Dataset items
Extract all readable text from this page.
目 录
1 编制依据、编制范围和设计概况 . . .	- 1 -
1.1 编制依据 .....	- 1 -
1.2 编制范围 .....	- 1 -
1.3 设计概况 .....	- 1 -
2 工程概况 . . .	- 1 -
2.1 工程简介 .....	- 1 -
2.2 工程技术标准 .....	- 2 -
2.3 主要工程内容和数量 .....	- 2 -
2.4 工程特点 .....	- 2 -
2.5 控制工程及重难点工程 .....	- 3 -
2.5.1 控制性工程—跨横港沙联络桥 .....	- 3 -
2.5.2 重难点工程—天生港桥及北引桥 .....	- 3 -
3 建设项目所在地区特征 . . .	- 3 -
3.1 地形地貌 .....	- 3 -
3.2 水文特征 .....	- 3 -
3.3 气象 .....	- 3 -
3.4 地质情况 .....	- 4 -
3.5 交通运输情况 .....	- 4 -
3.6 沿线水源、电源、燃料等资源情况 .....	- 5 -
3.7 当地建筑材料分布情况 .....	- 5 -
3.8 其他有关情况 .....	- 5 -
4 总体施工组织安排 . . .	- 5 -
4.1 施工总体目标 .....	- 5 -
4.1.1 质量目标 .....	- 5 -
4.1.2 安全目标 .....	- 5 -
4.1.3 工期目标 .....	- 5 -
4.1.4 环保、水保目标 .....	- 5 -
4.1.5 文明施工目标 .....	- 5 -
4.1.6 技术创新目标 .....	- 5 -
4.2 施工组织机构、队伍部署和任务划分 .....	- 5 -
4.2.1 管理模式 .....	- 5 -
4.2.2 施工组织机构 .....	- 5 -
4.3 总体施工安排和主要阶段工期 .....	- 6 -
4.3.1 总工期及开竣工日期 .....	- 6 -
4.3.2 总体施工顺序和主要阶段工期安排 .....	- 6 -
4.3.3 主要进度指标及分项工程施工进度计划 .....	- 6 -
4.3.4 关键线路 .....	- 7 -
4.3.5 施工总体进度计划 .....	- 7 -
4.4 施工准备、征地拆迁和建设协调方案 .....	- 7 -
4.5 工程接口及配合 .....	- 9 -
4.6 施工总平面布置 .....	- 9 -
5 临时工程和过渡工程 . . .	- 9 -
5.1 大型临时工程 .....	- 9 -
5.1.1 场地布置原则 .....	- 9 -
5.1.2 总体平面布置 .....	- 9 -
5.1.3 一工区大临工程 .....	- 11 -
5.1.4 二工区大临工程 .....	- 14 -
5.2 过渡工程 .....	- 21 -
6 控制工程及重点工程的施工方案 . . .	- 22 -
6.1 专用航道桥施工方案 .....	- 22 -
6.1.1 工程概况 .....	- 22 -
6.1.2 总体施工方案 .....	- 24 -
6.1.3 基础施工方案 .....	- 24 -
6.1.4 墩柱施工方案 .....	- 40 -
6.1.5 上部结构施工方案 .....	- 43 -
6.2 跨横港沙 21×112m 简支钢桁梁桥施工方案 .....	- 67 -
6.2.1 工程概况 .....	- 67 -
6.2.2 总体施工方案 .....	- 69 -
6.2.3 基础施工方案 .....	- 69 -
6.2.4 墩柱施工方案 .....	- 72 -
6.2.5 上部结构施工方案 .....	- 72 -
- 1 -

◆ To do
Repeat the material word for word, in full.

◆ Reply
Extract all readable text from this page.
目 录
1 编制依据、编制范围和设计概况 . . .	- 1 -
1.1 编制依据 .....	- 1 -
1.2 编制范围 .....	- 1 -
1.3 设计概况 .....	- 1 -
2 工程概况 . . .	- 1 -
2.1 工程简介 .....	- 1 -
2.2 工程技术标准 .....	- 2 -
2.3 主要工程内容和数量 .....	- 2 -
2.4 工程特点 .....	- 2 -
2.5 控制工程及重难点工程 .....	- 3 -
2.5.1 控制性工程—跨横港沙联络桥 .....	- 3 -
2.5.2 重难点工程—天生港桥及北引桥 .....	- 3 -
3 建设项目所在地区特征 . . .	- 3 -
3.1 地形地貌 .....	- 3 -
3.2 水文特征 .....	- 3 -
3.3 气象 .....	- 3 -
3.4 地质情况 .....	- 4 -
3.5 交通运输情况 .....	- 4 -
3.6 沿线水源、电源、燃料等资源情况 .....	- 5 -
3.7 当地建筑材料分布情况 .....	- 5 -
3.8 其他有关情况 .....	- 5 -
4 总体施工组织安排 . . .	- 5 -
4.1 施工总体目标 .....	- 5 -
4.1.1 质量目标 .....	- 5 -
4.1.2 安全目标 .....	- 5 -
4.1.3 工期目标 .....	- 5 -
4.1.4 环保、水保目标 .....	- 5 -
4.1.5 文明施工目标 .....	- 5 -
4.1.6 技术创新目标 .....	- 5 -
4.2 施工组织机构、队伍部署和任务划分 .....	- 5 -
4.2.1 管理模式 .....	- 5 -
4.2.2 施工组织机构 .....	- 5 -
4.3 总体施工安排和主要阶段工期 .....	- 6 -
4.3.1 总工期及开竣工日期 .....	- 6 -
4.3.2 总体施工顺序和主要阶段工期安排 .....	- 6 -
4.3.3 主要进度指标及分项工程施工进度计划 .....	- 6 -
4.3.4 关键线路 .....	- 7 -
4.3.5 施工总体进度计划 .....	- 7 -
4.4 施工准备、征地拆迁和建设协调方案 .....	- 7 -
4.5 工程接口及配合 .....	- 9 -
4.6 施工总平面布置 .....	- 9 -
5 临时工程和过渡工程 . . .	- 9 -
5.1 大型临时工程 .....	- 9 -
5.1.1 场地布置原则 .....	- 9 -
5.1.2 总体平面布置 .....	- 9 -
5.1.3 一工区大临工程 .....	- 11 -
5.1.4 二工区大临工程 .....	- 14 -
5.2 过渡工程 .....	- 21 -
6 控制工程及重点工程的施工方案 . . .	- 22 -
6.1 专用航道桥施工方案 .....	- 22 -
6.1.1 工程概况 .....	- 22 -
6.1.2 总体施工方案 .....	- 24 -
6.1.3 基础施工方案 .....	- 24 -
6.1.4 墩柱施工方案 .....	- 40 -
6.1.5 上部结构施工方案 .....	- 43 -
6.2 跨横港沙 21×112m 简支钢桁梁桥施工方案 .....	- 67 -
6.2.1 工程概况 .....	- 67 -
6.2.2 总体施工方案 .....	- 69 -
6.2.3 基础施工方案 .....	- 69 -
6.2.4 墩柱施工方案 .....	- 72 -
6.2.5 上部结构施工方案 .....	- 72 -
- 1 -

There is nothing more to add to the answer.